+++ INFORMATION PROVIDED
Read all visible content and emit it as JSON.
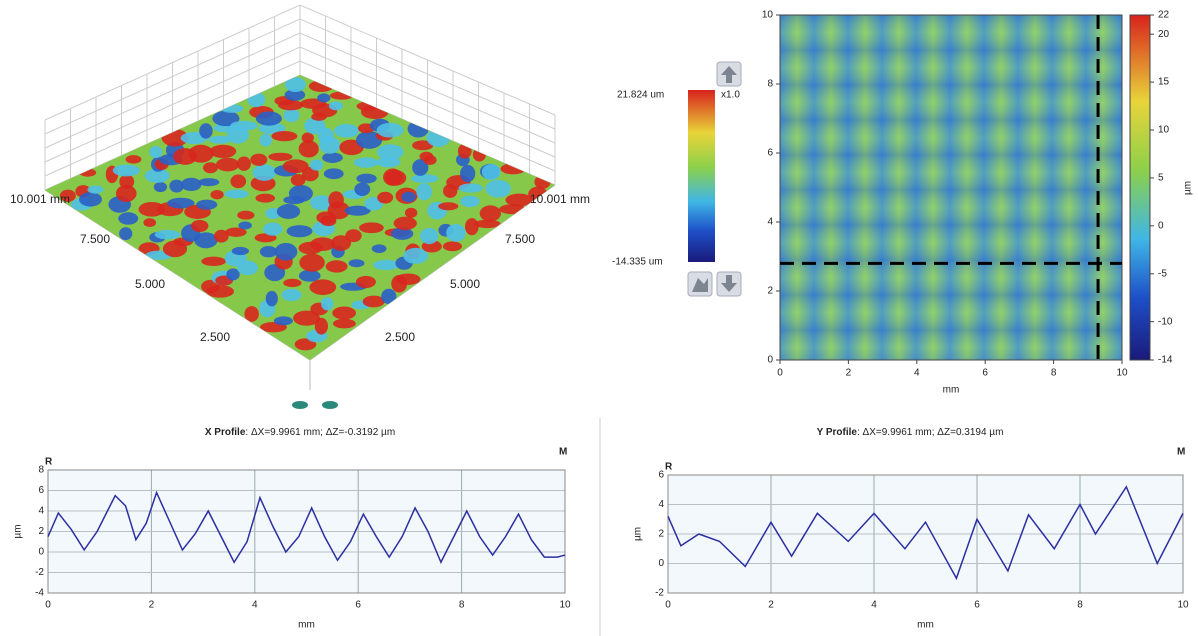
{
  "chart_data": [
    {
      "type": "surface3d",
      "left_axis_labels": [
        "10.001 mm",
        "7.500",
        "5.000",
        "2.500"
      ],
      "right_axis_labels": [
        "10.001 mm",
        "7.500",
        "5.000",
        "2.500"
      ]
    },
    {
      "type": "colorscale",
      "max_label": "21.824 um",
      "min_label": "-14.335 um",
      "zoom_label": "x1.0"
    },
    {
      "type": "heatmap",
      "xlabel": "mm",
      "xlim": [
        0,
        10
      ],
      "ylim": [
        0,
        10
      ],
      "xticks": [
        0,
        2,
        4,
        6,
        8,
        10
      ],
      "yticks": [
        0,
        2,
        4,
        6,
        8,
        10
      ],
      "colorbar": {
        "label": "µm",
        "lim": [
          -14,
          22
        ],
        "ticks": [
          -14,
          -10,
          -5,
          0,
          5,
          10,
          15,
          20,
          22
        ]
      },
      "cursor": {
        "x": 9.3,
        "y": 2.8
      }
    },
    {
      "type": "line",
      "title_bold": "X Profile",
      "title": ": ΔX=9.9961 mm; ΔZ=-0.3192 µm",
      "left_marker": "R",
      "right_marker": "M",
      "xlabel": "mm",
      "ylabel": "µm",
      "xlim": [
        0,
        10
      ],
      "ylim": [
        -4,
        8
      ],
      "xticks": [
        0,
        2,
        4,
        6,
        8,
        10
      ],
      "yticks": [
        -4,
        -2,
        0,
        2,
        4,
        6,
        8
      ],
      "grid": true,
      "x": [
        0,
        0.2,
        0.45,
        0.7,
        0.95,
        1.3,
        1.5,
        1.7,
        1.9,
        2.1,
        2.35,
        2.6,
        2.85,
        3.1,
        3.35,
        3.6,
        3.85,
        4.1,
        4.35,
        4.6,
        4.85,
        5.1,
        5.35,
        5.6,
        5.85,
        6.1,
        6.35,
        6.6,
        6.85,
        7.1,
        7.35,
        7.6,
        7.85,
        8.1,
        8.35,
        8.6,
        8.85,
        9.1,
        9.35,
        9.6,
        9.85,
        10
      ],
      "values": [
        1.5,
        3.8,
        2.2,
        0.2,
        2.0,
        5.5,
        4.5,
        1.2,
        2.8,
        5.8,
        3.0,
        0.2,
        1.8,
        4.0,
        1.5,
        -1.0,
        1.0,
        5.3,
        2.5,
        0.0,
        1.5,
        4.3,
        1.5,
        -0.8,
        1.0,
        3.7,
        1.5,
        -0.5,
        1.5,
        4.3,
        2.0,
        -1.0,
        1.5,
        4.0,
        1.5,
        -0.3,
        1.5,
        3.7,
        1.2,
        -0.5,
        -0.5,
        -0.3
      ],
      "color": "#2b2fa0"
    },
    {
      "type": "line",
      "title_bold": "Y Profile",
      "title": ": ΔX=9.9961 mm; ΔZ=0.3194 µm",
      "left_marker": "R",
      "right_marker": "M",
      "xlabel": "mm",
      "ylabel": "µm",
      "xlim": [
        0,
        10
      ],
      "ylim": [
        -2,
        6
      ],
      "xticks": [
        0,
        2,
        4,
        6,
        8,
        10
      ],
      "yticks": [
        -2,
        0,
        2,
        4,
        6
      ],
      "grid": true,
      "x": [
        0,
        0.25,
        0.6,
        1.0,
        1.5,
        2.0,
        2.4,
        2.9,
        3.5,
        4.0,
        4.6,
        5.0,
        5.6,
        6.0,
        6.6,
        7.0,
        7.5,
        8.0,
        8.3,
        8.9,
        9.5,
        10
      ],
      "values": [
        3.2,
        1.2,
        2.0,
        1.5,
        -0.2,
        2.8,
        0.5,
        3.4,
        1.5,
        3.4,
        1.0,
        2.8,
        -1.0,
        3.0,
        -0.5,
        3.3,
        1.0,
        4.0,
        2.0,
        5.2,
        0.0,
        3.4
      ],
      "color": "#2b2fa0"
    }
  ]
}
++++++
EXERCISE INSTRUCTIONS: Copy each line that contains the word "Profile".

SOLUTION TO THIS PROBLEM:
      "title_bold": "X Profile",
      "title_bold": "Y Profile",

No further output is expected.